Task instructions – Among the entries below, find the lines with "caption" and copy them.

── Data shown

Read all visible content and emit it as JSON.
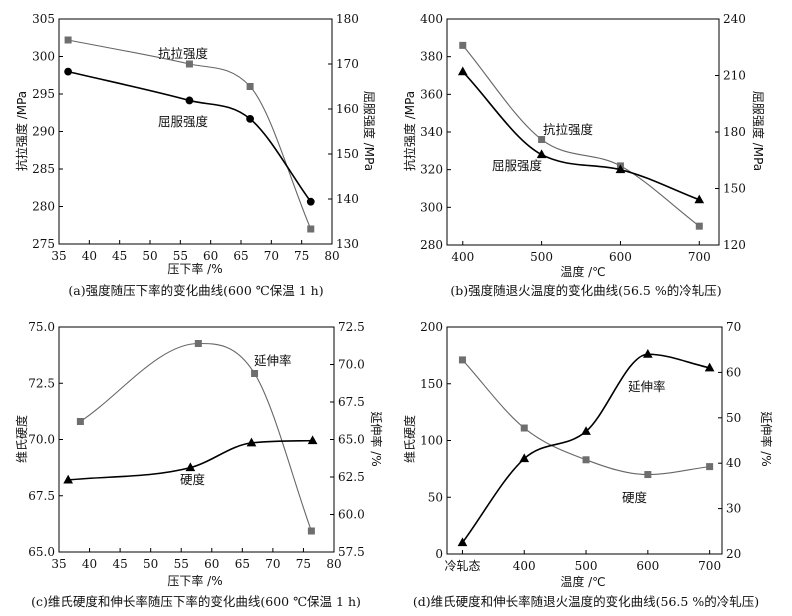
{
  "colors": {
    "dark_series": "#000000",
    "gray_series": "#666666",
    "background": "#ffffff"
  },
  "chart_data": [
    {
      "id": "a",
      "type": "line",
      "caption": "(a)强度随压下率的变化曲线(600 ℃保温 1 h)",
      "xlabel": "压下率 /%",
      "ylabel_left": "抗拉强度 /MPa",
      "ylabel_right": "屈服强度 /MPa",
      "x_ticks": [
        "35",
        "40",
        "45",
        "50",
        "55",
        "60",
        "65",
        "70",
        "75",
        "80"
      ],
      "y_left_ticks": [
        "275",
        "280",
        "285",
        "290",
        "295",
        "300",
        "305"
      ],
      "y_right_ticks": [
        "130",
        "140",
        "150",
        "160",
        "170",
        "180"
      ],
      "xlim": [
        35,
        80
      ],
      "ylim_left": [
        275,
        305
      ],
      "ylim_right": [
        130,
        180
      ],
      "series": [
        {
          "name": "抗拉强度",
          "axis": "left",
          "style": "gray",
          "marker": "square",
          "x": [
            36.5,
            56.5,
            66.5,
            76.5
          ],
          "y": [
            302.2,
            299.0,
            296.0,
            277.0
          ]
        },
        {
          "name": "屈服强度",
          "axis": "right",
          "style": "dark",
          "marker": "circle",
          "x": [
            36.5,
            56.5,
            66.5,
            76.5
          ],
          "y": [
            168.3,
            161.9,
            157.8,
            139.4
          ]
        }
      ]
    },
    {
      "id": "b",
      "type": "line",
      "caption": "(b)强度随退火温度的变化曲线(56.5 %的冷轧压)",
      "xlabel": "温度 /℃",
      "ylabel_left": "抗拉强度 /MPa",
      "ylabel_right": "屈服强度 /MPa",
      "x_ticks": [
        "400",
        "500",
        "600",
        "700"
      ],
      "y_left_ticks": [
        "280",
        "300",
        "320",
        "340",
        "360",
        "380",
        "400"
      ],
      "y_right_ticks": [
        "120",
        "150",
        "180",
        "210",
        "240"
      ],
      "xlim": [
        380,
        725
      ],
      "ylim_left": [
        280,
        400
      ],
      "ylim_right": [
        120,
        240
      ],
      "series": [
        {
          "name": "抗拉强度",
          "axis": "left",
          "style": "gray",
          "marker": "square",
          "x": [
            400,
            500,
            600,
            700
          ],
          "y": [
            386.0,
            336.0,
            322.0,
            290.0
          ]
        },
        {
          "name": "屈服强度",
          "axis": "right",
          "style": "dark",
          "marker": "triangle",
          "x": [
            400,
            500,
            600,
            700
          ],
          "y": [
            212.0,
            168.0,
            160.0,
            144.0
          ]
        }
      ]
    },
    {
      "id": "c",
      "type": "line",
      "caption": "(c)维氏硬度和伸长率随压下率的变化曲线(600 ℃保温 1 h)",
      "xlabel": "压下率 /%",
      "ylabel_left": "维氏硬度",
      "ylabel_right": "延伸率 /%",
      "x_ticks": [
        "35",
        "40",
        "45",
        "50",
        "55",
        "60",
        "65",
        "70",
        "75",
        "80"
      ],
      "y_left_ticks": [
        "65.0",
        "67.5",
        "70.0",
        "72.5",
        "75.0"
      ],
      "y_right_ticks": [
        "57.5",
        "60.0",
        "62.5",
        "65.0",
        "67.5",
        "70.0",
        "72.5"
      ],
      "xlim": [
        35,
        80
      ],
      "ylim_left": [
        65,
        75
      ],
      "ylim_right": [
        57.5,
        72.5
      ],
      "series": [
        {
          "name": "延伸率",
          "axis": "right",
          "style": "gray",
          "marker": "square",
          "x": [
            38.5,
            57.8,
            67.0,
            76.3
          ],
          "y": [
            66.2,
            71.4,
            69.4,
            58.9
          ]
        },
        {
          "name": "硬度",
          "axis": "left",
          "style": "dark",
          "marker": "triangle",
          "x": [
            36.5,
            56.5,
            66.5,
            76.5
          ],
          "y": [
            68.2,
            68.75,
            69.85,
            69.95
          ]
        }
      ]
    },
    {
      "id": "d",
      "type": "line",
      "caption": "(d)维氏硬度和伸长率随退火温度的变化曲线(56.5 %的冷轧压)",
      "xlabel": "温度 /℃",
      "ylabel_left": "维氏硬度",
      "ylabel_right": "延伸率 /%",
      "x_ticks": [
        "冷轧态",
        "400",
        "500",
        "600",
        "700"
      ],
      "x_tick_values": [
        300,
        400,
        500,
        600,
        700
      ],
      "y_left_ticks": [
        "0",
        "50",
        "100",
        "150",
        "200"
      ],
      "y_right_ticks": [
        "20",
        "30",
        "40",
        "50",
        "60",
        "70"
      ],
      "xlim": [
        275,
        720
      ],
      "ylim_left": [
        0,
        200
      ],
      "ylim_right": [
        20,
        70
      ],
      "series": [
        {
          "name": "硬度",
          "axis": "left",
          "style": "gray",
          "marker": "square",
          "x": [
            300,
            400,
            500,
            600,
            700
          ],
          "y": [
            171,
            111,
            83,
            70,
            77
          ]
        },
        {
          "name": "延伸率",
          "axis": "right",
          "style": "dark",
          "marker": "triangle",
          "x": [
            300,
            400,
            500,
            600,
            700
          ],
          "y": [
            22.5,
            41.0,
            47.0,
            64.0,
            61.0
          ]
        }
      ]
    }
  ]
}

────

Result for this exercise –
      "caption": "(a)强度随压下率的变化曲线(600 ℃保温 1 h)",
      "caption": "(b)强度随退火温度的变化曲线(56.5 %的冷轧压)",
      "caption": "(c)维氏硬度和伸长率随压下率的变化曲线(600 ℃保温 1 h)",
      "caption": "(d)维氏硬度和伸长率随退火温度的变化曲线(56.5 %的冷轧压)",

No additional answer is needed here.